## Instructions for the task:
Search the entries for lines that contain the word "Wagen", and report each one found.

Page transcription dataset items
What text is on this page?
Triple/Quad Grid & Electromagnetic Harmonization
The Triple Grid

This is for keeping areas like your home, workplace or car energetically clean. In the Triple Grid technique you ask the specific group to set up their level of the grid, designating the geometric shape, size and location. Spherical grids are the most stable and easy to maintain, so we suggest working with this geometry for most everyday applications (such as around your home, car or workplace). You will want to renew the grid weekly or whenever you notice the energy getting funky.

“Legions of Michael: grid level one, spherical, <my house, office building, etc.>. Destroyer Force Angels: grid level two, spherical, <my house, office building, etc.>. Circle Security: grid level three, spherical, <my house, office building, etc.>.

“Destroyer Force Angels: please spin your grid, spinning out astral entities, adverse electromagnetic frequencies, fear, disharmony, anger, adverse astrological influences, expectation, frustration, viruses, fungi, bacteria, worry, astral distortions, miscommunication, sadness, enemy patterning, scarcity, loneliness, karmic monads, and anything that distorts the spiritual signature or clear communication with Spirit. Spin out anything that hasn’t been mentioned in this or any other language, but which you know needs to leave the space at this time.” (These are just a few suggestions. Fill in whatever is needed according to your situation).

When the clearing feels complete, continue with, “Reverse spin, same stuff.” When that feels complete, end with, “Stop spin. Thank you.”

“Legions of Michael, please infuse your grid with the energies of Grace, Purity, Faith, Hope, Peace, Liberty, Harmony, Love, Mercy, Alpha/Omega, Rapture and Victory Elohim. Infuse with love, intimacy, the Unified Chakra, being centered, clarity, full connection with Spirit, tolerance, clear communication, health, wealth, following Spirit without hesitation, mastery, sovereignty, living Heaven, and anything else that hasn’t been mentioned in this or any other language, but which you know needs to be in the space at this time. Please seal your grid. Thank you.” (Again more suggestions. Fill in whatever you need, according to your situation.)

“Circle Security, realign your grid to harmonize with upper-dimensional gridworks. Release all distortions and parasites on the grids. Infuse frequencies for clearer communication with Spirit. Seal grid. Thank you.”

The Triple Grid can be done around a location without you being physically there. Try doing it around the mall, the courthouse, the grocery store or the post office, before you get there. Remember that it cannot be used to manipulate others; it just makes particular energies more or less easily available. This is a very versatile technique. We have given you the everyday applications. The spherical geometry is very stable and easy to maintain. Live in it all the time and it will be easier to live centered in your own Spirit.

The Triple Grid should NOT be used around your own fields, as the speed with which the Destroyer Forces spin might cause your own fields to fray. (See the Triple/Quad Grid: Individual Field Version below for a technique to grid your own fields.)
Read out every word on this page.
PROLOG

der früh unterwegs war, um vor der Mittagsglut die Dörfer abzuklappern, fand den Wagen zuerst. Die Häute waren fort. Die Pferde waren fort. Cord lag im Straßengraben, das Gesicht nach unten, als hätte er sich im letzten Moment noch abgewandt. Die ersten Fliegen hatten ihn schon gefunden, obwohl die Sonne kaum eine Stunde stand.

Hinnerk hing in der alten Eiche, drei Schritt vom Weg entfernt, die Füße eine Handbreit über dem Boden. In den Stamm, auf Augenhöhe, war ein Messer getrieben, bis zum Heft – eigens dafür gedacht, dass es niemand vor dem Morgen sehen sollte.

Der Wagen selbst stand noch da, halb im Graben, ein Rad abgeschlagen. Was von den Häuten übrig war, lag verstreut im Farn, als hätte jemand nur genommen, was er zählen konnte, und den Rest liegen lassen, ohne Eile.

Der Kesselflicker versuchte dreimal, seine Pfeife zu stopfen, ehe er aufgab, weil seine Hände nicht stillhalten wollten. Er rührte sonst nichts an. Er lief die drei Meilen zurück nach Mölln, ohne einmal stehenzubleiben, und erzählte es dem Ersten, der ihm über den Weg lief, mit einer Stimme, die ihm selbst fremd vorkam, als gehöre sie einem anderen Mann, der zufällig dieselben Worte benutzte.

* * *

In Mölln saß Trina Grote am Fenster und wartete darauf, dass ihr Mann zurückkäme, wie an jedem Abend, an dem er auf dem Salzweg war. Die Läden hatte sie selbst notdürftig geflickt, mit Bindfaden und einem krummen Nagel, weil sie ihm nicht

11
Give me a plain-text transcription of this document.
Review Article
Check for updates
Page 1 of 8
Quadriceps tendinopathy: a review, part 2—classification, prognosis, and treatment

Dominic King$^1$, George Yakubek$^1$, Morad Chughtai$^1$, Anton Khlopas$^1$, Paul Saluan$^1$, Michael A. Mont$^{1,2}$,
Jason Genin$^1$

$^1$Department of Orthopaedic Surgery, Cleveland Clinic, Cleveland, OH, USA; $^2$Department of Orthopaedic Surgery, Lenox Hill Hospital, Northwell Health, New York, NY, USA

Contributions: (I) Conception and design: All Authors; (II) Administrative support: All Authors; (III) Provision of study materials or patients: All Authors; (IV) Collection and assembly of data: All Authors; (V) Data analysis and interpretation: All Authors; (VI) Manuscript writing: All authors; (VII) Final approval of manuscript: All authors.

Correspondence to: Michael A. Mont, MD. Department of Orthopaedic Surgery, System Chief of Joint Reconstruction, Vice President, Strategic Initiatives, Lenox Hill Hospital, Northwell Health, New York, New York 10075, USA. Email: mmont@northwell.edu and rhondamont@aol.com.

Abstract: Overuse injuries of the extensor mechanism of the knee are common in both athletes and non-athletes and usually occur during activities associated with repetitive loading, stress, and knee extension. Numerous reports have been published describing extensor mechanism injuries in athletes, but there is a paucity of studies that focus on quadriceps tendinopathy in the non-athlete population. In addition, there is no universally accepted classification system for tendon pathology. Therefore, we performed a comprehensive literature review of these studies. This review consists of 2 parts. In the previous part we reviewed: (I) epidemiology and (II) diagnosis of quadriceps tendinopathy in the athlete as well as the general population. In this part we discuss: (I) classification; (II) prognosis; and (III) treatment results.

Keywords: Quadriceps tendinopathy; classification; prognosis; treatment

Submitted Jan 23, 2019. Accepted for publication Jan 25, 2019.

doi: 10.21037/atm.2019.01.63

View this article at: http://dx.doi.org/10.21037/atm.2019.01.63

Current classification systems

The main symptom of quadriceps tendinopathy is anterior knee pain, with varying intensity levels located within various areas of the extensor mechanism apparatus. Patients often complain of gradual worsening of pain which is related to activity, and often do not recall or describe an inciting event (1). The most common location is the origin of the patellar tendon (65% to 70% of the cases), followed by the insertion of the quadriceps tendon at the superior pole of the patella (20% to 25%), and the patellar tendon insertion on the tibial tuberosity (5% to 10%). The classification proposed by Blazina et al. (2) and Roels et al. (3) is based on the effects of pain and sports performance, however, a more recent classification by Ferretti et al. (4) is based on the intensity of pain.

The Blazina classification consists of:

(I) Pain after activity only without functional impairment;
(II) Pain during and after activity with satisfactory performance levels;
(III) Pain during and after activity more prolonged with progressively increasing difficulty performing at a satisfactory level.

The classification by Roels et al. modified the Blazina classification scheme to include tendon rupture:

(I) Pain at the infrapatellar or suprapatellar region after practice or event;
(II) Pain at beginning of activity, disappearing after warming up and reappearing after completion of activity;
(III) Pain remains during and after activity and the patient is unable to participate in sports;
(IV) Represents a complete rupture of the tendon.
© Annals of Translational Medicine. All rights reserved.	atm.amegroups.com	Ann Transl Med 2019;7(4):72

## Result:
der früh unterwegs war, um vor der Mittagsglut die Dörfer abzuklappern, fand den Wagen zuerst. Die Häute waren fort. Die Pferde waren fort. Cord lag im Straßengraben, das Gesicht nach unten, als hätte er sich im letzten Moment noch abgewandt. Die ersten Fliegen hatten ihn schon gefunden, obwohl die Sonne kaum eine Stunde stand.
Der Wagen selbst stand noch da, halb im Graben, ein Rad abgeschlagen. Was von den Häuten übrig war, lag verstreut im Farn, als hätte jemand nur genommen, was er zählen konnte, und den Rest liegen lassen, ohne Eile.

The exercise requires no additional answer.